(Source data)
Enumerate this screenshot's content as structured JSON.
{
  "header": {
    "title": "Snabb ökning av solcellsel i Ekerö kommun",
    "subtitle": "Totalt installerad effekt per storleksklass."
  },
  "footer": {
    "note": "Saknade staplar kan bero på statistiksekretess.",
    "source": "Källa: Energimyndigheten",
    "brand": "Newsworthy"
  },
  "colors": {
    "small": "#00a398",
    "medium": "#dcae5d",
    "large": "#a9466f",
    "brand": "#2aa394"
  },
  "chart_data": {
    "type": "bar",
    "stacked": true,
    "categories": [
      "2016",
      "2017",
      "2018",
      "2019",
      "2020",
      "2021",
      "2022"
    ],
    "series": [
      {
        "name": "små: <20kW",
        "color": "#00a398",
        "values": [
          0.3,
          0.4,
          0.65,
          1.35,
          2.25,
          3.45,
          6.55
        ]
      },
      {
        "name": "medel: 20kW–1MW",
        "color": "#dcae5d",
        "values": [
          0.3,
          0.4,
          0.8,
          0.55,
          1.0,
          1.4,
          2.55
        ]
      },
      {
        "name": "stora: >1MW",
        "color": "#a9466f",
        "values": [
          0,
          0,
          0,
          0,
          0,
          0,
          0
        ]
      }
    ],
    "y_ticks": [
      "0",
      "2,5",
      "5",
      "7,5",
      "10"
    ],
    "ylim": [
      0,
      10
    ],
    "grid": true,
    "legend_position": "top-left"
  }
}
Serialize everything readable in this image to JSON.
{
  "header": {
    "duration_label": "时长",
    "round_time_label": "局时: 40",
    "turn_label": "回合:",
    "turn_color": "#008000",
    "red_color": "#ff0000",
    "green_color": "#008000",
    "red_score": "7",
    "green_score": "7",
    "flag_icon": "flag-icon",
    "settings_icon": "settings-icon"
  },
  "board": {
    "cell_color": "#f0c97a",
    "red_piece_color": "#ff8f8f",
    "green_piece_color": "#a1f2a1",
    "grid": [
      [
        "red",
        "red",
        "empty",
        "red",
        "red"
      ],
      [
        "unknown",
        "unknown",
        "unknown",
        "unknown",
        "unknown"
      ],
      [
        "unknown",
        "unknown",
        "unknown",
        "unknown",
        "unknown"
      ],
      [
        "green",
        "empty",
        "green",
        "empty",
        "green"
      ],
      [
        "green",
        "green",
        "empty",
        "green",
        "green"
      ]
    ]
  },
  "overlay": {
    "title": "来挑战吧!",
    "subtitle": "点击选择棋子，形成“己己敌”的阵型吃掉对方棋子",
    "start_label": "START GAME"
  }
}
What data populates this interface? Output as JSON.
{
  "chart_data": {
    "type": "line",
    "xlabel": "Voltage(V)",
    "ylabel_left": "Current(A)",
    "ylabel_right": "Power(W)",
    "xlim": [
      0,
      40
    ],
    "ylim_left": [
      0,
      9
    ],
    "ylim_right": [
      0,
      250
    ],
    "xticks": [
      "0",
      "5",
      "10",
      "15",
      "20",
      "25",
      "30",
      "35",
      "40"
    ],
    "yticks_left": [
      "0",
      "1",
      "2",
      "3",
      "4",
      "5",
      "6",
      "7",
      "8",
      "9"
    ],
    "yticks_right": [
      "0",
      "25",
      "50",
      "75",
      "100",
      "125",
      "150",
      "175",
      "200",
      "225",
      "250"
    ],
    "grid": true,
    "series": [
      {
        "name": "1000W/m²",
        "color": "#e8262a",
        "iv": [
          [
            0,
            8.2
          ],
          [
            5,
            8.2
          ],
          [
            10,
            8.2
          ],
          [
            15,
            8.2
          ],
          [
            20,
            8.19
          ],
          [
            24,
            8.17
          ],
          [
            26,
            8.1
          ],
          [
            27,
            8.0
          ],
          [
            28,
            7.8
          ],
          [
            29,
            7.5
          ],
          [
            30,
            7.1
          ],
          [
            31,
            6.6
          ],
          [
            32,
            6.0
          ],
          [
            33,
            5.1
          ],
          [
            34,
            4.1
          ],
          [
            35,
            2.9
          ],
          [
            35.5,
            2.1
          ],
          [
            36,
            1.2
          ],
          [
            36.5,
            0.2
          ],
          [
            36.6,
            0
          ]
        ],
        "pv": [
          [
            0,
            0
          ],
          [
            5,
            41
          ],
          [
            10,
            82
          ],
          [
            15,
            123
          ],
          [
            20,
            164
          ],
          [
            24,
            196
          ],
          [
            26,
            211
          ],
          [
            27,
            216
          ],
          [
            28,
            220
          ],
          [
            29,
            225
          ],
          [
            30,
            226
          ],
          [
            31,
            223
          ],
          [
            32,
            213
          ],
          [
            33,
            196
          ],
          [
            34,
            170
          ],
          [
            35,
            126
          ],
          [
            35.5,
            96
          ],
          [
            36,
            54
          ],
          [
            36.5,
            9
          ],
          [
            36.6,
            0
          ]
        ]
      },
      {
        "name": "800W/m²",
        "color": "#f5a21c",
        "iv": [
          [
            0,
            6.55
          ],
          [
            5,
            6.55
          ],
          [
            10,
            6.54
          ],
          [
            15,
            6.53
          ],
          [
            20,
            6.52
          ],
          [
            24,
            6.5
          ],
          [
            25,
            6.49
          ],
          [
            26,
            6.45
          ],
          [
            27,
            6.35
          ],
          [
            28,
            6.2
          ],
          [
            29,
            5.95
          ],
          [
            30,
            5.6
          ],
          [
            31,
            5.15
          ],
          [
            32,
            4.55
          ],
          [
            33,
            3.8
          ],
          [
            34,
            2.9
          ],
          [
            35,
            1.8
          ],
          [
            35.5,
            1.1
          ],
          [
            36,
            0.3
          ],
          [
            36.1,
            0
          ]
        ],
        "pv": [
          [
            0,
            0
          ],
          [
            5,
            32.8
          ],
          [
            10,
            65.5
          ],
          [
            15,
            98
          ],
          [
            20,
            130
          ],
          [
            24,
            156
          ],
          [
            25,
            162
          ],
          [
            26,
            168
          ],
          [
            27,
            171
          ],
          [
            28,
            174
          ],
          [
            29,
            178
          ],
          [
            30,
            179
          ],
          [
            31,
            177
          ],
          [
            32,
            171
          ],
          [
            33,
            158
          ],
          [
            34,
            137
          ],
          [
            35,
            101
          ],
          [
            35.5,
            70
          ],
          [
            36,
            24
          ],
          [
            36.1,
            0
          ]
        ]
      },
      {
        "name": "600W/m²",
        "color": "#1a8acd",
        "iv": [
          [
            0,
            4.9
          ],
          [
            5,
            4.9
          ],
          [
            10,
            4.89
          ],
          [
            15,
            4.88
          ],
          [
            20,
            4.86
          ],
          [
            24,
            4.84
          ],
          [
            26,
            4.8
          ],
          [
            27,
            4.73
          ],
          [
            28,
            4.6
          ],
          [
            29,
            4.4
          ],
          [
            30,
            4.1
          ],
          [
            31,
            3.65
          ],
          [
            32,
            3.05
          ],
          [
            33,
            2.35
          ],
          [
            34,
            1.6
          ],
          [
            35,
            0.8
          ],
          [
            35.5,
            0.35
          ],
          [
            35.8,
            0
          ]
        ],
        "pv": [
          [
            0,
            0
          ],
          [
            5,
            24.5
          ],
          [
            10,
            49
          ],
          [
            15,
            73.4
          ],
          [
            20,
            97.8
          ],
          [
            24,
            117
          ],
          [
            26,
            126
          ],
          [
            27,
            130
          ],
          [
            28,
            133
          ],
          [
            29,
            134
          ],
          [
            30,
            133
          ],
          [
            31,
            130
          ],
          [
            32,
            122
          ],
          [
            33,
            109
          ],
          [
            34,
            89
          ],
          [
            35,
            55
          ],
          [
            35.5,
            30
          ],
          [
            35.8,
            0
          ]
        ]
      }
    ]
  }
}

WORK TO COMPLETE: Copy every line of the records above that contains "JSON".

THE ANSWER:
Enumerate this screenshot's content as structured JSON.
Serialize everything readable in this image to JSON.
What data populates this interface? Output as JSON.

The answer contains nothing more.